- Written problem
The data must be returned in full and exactly as given.

A run of records:
=-=-=-=-=

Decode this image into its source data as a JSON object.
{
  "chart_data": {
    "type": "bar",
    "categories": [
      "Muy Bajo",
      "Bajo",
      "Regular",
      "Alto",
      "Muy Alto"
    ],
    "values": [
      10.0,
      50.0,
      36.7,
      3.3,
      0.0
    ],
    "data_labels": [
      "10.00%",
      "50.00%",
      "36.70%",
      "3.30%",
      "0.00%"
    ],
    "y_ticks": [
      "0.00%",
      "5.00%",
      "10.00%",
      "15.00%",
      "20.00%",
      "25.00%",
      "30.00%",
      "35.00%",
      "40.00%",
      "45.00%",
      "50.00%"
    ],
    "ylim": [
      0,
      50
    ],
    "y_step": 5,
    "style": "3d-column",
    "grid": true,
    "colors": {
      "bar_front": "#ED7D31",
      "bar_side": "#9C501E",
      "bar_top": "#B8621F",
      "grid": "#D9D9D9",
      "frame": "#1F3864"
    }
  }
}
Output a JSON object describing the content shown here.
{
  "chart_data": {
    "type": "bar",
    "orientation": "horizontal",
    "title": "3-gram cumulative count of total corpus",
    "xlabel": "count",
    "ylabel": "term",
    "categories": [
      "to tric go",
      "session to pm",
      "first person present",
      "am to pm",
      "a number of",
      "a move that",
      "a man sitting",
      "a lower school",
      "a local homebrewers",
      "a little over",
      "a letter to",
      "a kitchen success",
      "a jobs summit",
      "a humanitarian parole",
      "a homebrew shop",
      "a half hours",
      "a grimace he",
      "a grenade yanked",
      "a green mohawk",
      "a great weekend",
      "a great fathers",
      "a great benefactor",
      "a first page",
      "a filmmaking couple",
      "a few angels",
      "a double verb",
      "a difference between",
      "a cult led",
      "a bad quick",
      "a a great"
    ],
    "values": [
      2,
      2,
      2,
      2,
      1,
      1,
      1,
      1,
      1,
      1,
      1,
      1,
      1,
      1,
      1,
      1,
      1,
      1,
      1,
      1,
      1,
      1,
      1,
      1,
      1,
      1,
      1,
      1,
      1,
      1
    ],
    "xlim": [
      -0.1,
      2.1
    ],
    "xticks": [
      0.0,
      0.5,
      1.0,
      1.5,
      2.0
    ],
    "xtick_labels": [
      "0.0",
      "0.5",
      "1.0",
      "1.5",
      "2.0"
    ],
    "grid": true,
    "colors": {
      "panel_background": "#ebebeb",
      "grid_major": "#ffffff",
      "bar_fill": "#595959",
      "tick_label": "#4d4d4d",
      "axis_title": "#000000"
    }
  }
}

=-=-=-=-=

- Correct answer
Decode this image into its source data as a JSON object.
{
  "chart_data": {
    "type": "bar",
    "categories": [
      "Muy Bajo",
      "Bajo",
      "Regular",
      "Alto",
      "Muy Alto"
    ],
    "values": [
      10.0,
      50.0,
      36.7,
      3.3,
      0.0
    ],
    "data_labels": [
      "10.00%",
      "50.00%",
      "36.70%",
      "3.30%",
      "0.00%"
    ],
    "y_ticks": [
      "0.00%",
      "5.00%",
      "10.00%",
      "15.00%",
      "20.00%",
      "25.00%",
      "30.00%",
      "35.00%",
      "40.00%",
      "45.00%",
      "50.00%"
    ],
    "ylim": [
      0,
      50
    ],
    "y_step": 5,
    "style": "3d-column",
    "grid": true,
    "colors": {
      "bar_front": "#ED7D31",
      "bar_side": "#9C501E",
      "bar_top": "#B8621F",
      "grid": "#D9D9D9",
      "frame": "#1F3864"
    }
  }
}
Output a JSON object describing the content shown here.
{
  "chart_data": {
    "type": "bar",
    "orientation": "horizontal",
    "title": "3-gram cumulative count of total corpus",
    "xlabel": "count",
    "ylabel": "term",
    "categories": [
      "to tric go",
      "session to pm",
      "first person present",
      "am to pm",
      "a number of",
      "a move that",
      "a man sitting",
      "a lower school",
      "a local homebrewers",
      "a little over",
      "a letter to",
      "a kitchen success",
      "a jobs summit",
      "a humanitarian parole",
      "a homebrew shop",
      "a half hours",
      "a grimace he",
      "a grenade yanked",
      "a green mohawk",
      "a great weekend",
      "a great fathers",
      "a great benefactor",
      "a first page",
      "a filmmaking couple",
      "a few angels",
      "a double verb",
      "a difference between",
      "a cult led",
      "a bad quick",
      "a a great"
    ],
    "values": [
      2,
      2,
      2,
      2,
      1,
      1,
      1,
      1,
      1,
      1,
      1,
      1,
      1,
      1,
      1,
      1,
      1,
      1,
      1,
      1,
      1,
      1,
      1,
      1,
      1,
      1,
      1,
      1,
      1,
      1
    ],
    "xlim": [
      -0.1,
      2.1
    ],
    "xticks": [
      0.0,
      0.5,
      1.0,
      1.5,
      2.0
    ],
    "xtick_labels": [
      "0.0",
      "0.5",
      "1.0",
      "1.5",
      "2.0"
    ],
    "grid": true,
    "colors": {
      "panel_background": "#ebebeb",
      "grid_major": "#ffffff",
      "bar_fill": "#595959",
      "tick_label": "#4d4d4d",
      "axis_title": "#000000"
    }
  }
}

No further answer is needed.